> _What the task asks_
From the listing below, work out how many lines contain "heading". Reply with that number only.

> _Data lines_
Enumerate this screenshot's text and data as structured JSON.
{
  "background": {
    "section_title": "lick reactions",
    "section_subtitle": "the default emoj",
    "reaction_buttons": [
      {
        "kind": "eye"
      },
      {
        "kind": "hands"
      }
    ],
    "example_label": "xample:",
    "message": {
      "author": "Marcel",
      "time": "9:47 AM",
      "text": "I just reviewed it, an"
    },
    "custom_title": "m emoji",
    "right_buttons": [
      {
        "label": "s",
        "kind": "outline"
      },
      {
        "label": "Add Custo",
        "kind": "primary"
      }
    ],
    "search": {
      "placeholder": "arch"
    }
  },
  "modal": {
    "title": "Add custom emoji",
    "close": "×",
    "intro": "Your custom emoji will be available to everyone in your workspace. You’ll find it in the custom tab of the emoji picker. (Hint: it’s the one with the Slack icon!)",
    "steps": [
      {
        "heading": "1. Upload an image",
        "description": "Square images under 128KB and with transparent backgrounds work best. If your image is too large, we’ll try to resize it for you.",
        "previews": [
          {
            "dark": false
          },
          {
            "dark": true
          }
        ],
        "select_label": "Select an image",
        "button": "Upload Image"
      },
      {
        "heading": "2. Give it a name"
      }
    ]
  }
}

* * *

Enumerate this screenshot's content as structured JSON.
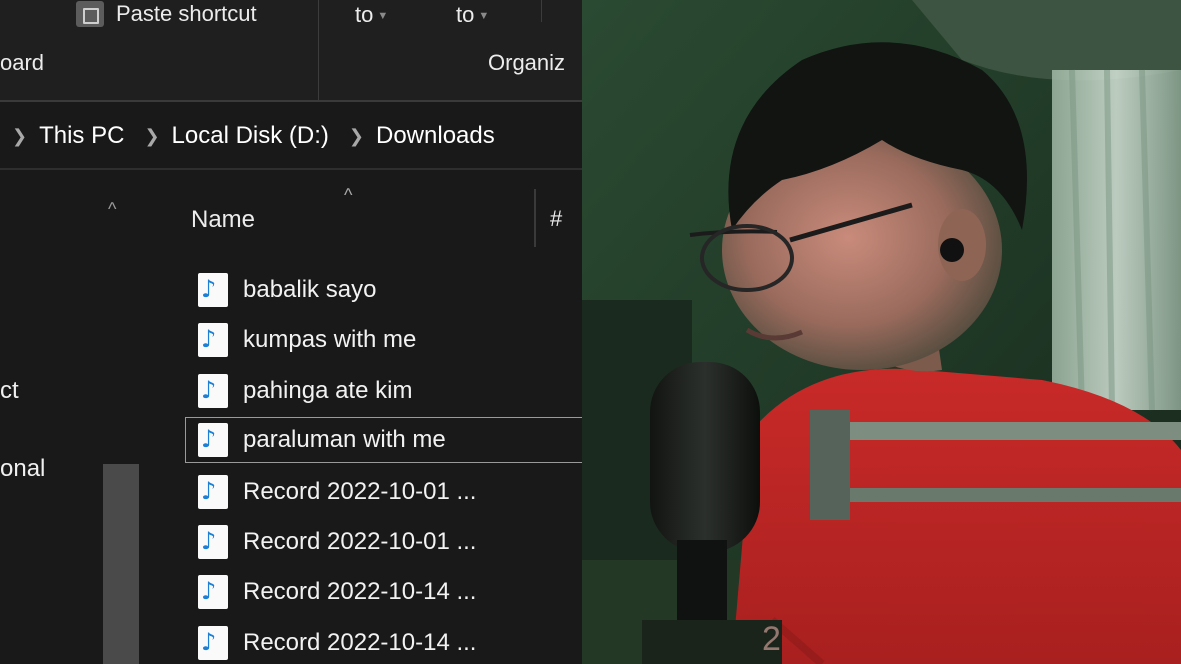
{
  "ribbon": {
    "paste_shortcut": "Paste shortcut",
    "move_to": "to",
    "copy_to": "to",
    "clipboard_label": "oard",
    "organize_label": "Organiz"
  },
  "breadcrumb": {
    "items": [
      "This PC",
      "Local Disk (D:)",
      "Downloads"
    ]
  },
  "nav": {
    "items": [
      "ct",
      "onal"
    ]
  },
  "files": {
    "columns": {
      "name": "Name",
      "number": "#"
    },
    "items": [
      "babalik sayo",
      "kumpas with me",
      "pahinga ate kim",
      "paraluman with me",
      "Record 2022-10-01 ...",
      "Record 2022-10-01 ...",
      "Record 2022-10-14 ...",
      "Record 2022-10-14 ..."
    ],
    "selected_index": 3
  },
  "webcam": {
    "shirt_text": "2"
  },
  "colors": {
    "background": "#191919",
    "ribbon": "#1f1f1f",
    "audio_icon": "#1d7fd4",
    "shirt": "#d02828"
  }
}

> _Response to this task_
2